AIM 1>
Answer these questions about the text on the Alps, marking each answer with the same letter:
(a) About how long does the mountain range stretch, in kilometers?
(b) Which two countries can be considered true Alpine countries?
(c) Which two plates collided to form the mountains?
AIM 2>
Rewrite the lines of the records from the line containing "- bar: [527, 481, 550, 504]" through the line containing "- panel-name: United", inclusive, as a JSON list of strings, with one string per line.

TEXT EXTRACT>
....

The Alps are the highest and the greatest mountain range of Europe. And it stretches approximately 1200 kilometres (around 750 miles) long and 125 miles wide at their broadest point between Garmisch-Partenkirchen, Germany and Verona, Italy. The alps covers more than 80000 square miles (207,000 square kilometres). The Alps stretches across eight Alpine countries namely France, Italy, Monaco, Switzerland, Austria, Slovenia, Germany and Liechtenstein. But Switzerland and Austria can be considered true Alpine countries.
- The Alpine arch extends from Nice on the Western Mediterranean to Trieste on the Adriatic and Vienna at Pannonian basin. The mountains were formed over ten millions of years as Eurasian and African plates are collided. Extreme shortening caused by the event resulted in marine sedimentary rocks rising by thrusting and folding into high mountain peaks like Mont Blanc and the Matterhorn.

....

INPUT RECORDS>
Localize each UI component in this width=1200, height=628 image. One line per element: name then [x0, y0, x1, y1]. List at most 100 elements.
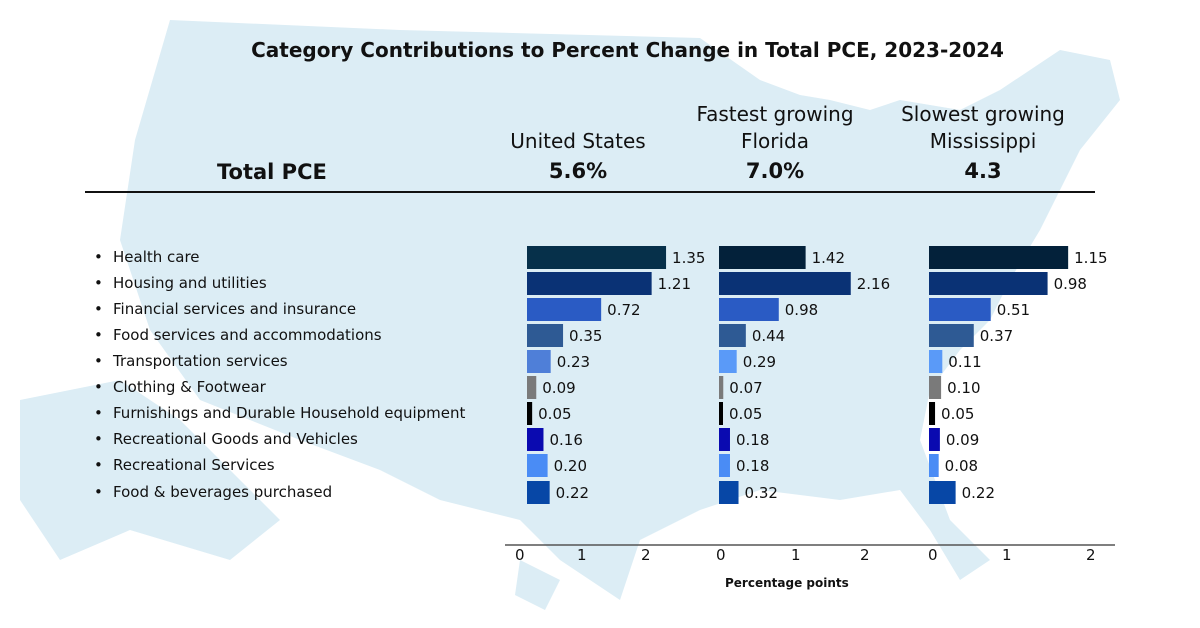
- bar: [527, 481, 550, 504]
- panel-name: Florida: [740, 129, 810, 153]
- chart-title: Category Contributions to Percent Change…: [251, 38, 1004, 62]
- data-label: 0.18: [735, 431, 770, 449]
- panel-name: United States: [510, 129, 646, 153]
- data-label: 0.98: [784, 301, 819, 319]
- us-mainland-shape: [120, 20, 1120, 600]
- data-label: 0.05: [941, 405, 975, 423]
- data-label: 1.35: [672, 249, 706, 267]
- bar: [719, 428, 730, 451]
- category-label-text: Housing and utilities: [113, 274, 267, 292]
- bar: [929, 246, 1069, 269]
- panel-subtitle: Slowest growing: [901, 102, 1065, 126]
- category-label-text: Financial services and insurance: [113, 300, 357, 318]
- data-label: 0.35: [569, 327, 603, 345]
- panel-total: 7.0%: [745, 159, 805, 183]
- data-label: 0.08: [944, 457, 979, 475]
- data-label: 0.11: [948, 353, 982, 371]
- data-label: 2.16: [856, 275, 891, 293]
- panel-subtitle: Fastest growing: [696, 102, 854, 126]
- category-label-text: Health care: [113, 248, 200, 266]
- bar: [527, 324, 564, 347]
- category-label: Recreational Services: [94, 456, 275, 474]
- category-label-text: Transportation services: [113, 352, 288, 370]
- data-label: 0.22: [961, 484, 996, 502]
- bar: [929, 454, 939, 477]
- bar: [929, 272, 1048, 295]
- category-label: Food & beverages purchased: [94, 483, 333, 501]
- bar: [719, 298, 779, 321]
- data-label: 0.18: [735, 457, 770, 475]
- bar: [929, 350, 943, 373]
- category-label-text: Food services and accommodations: [113, 326, 382, 344]
- bar: [719, 350, 737, 373]
- bar: [719, 246, 806, 269]
- x-tick-label: 0: [716, 546, 726, 564]
- data-label: 0.09: [945, 431, 980, 449]
- bar: [719, 272, 851, 295]
- bar: [527, 454, 548, 477]
- x-tick-label: 2: [641, 546, 651, 564]
- bar: [719, 481, 739, 504]
- bar: [527, 298, 602, 321]
- data-label: 0.37: [979, 327, 1014, 345]
- bar: [527, 376, 537, 399]
- data-label: 1.21: [657, 275, 692, 293]
- bar: [719, 376, 724, 399]
- data-label: 0.32: [744, 484, 778, 502]
- panel-name: Mississippi: [929, 129, 1037, 153]
- panel-total: 5.6%: [548, 159, 608, 183]
- data-label: 0.05: [538, 405, 572, 423]
- bar: [929, 481, 956, 504]
- x-tick-label: 2: [1086, 546, 1096, 564]
- bar: [527, 272, 652, 295]
- hawaii-shape: [515, 560, 560, 610]
- category-label-text: Furnishings and Durable Household equipm…: [113, 404, 466, 422]
- data-label: 0.05: [729, 405, 763, 423]
- data-label: 0.51: [996, 301, 1031, 319]
- category-label-text: Recreational Goods and Vehicles: [113, 430, 358, 448]
- x-axis-title: Percentage points: [725, 576, 849, 590]
- bar: [719, 454, 730, 477]
- data-label: 0.20: [553, 457, 587, 475]
- data-label: 0.44: [751, 327, 786, 345]
- data-label: 0.07: [729, 379, 763, 397]
- data-label: 0.98: [1053, 275, 1087, 293]
- category-label: Clothing & Footwear: [94, 378, 266, 396]
- category-label: Transportation services: [94, 352, 288, 370]
- bar: [719, 402, 723, 425]
- x-tick-label: 1: [791, 546, 801, 564]
- x-tick-label: 0: [515, 546, 525, 564]
- category-label: Financial services and insurance: [94, 300, 357, 318]
- category-label: Recreational Goods and Vehicles: [94, 430, 358, 448]
- x-tick-label: 2: [860, 546, 870, 564]
- bar: [527, 428, 544, 451]
- x-tick-label: 1: [1002, 546, 1012, 564]
- data-label: 0.29: [742, 353, 777, 371]
- row-header: Total PCE: [217, 160, 327, 184]
- data-label: 0.72: [607, 301, 641, 319]
- data-label: 0.10: [947, 379, 981, 397]
- data-label: 0.23: [556, 353, 591, 371]
- data-label: 1.15: [1074, 249, 1108, 267]
- category-label: Health care: [94, 248, 200, 266]
- category-label-text: Clothing & Footwear: [113, 378, 266, 396]
- bar: [929, 428, 940, 451]
- category-label: Food services and accommodations: [94, 326, 382, 344]
- data-label: 0.09: [542, 379, 576, 397]
- category-label: Housing and utilities: [94, 274, 267, 292]
- data-label: 0.16: [549, 431, 583, 449]
- bar: [929, 402, 936, 425]
- category-label-text: Food & beverages purchased: [113, 483, 333, 501]
- bar: [527, 402, 533, 425]
- data-label: 0.22: [555, 484, 590, 502]
- bar: [527, 350, 551, 373]
- x-tick-label: 1: [577, 546, 587, 564]
- x-tick-label: 0: [928, 546, 938, 564]
- bar: [929, 376, 942, 399]
- bar: [719, 324, 746, 347]
- panel-total: 4.3: [964, 159, 1002, 183]
- category-label: Furnishings and Durable Household equipm…: [94, 404, 466, 422]
- category-label-text: Recreational Services: [113, 456, 275, 474]
- bar: [929, 324, 974, 347]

....

EXERCISE RESPONSE 1>
(a) About 1,200 kilometers (around 750 miles).
(b) Switzerland and Austria.
(c) The Eurasian and African plates.

EXERCISE RESPONSE 2>
[
  "- bar: [527, 481, 550, 504]",
  "- panel-name: Florida: [740, 129, 810, 153]",
  "- chart-title: Category Contributions to Percent Change…: [251, 38, 1004, 62]",
  "- data-label: 0.18: [735, 431, 770, 449]",
  "- panel-name: United States: [510, 129, 646, 153]"
]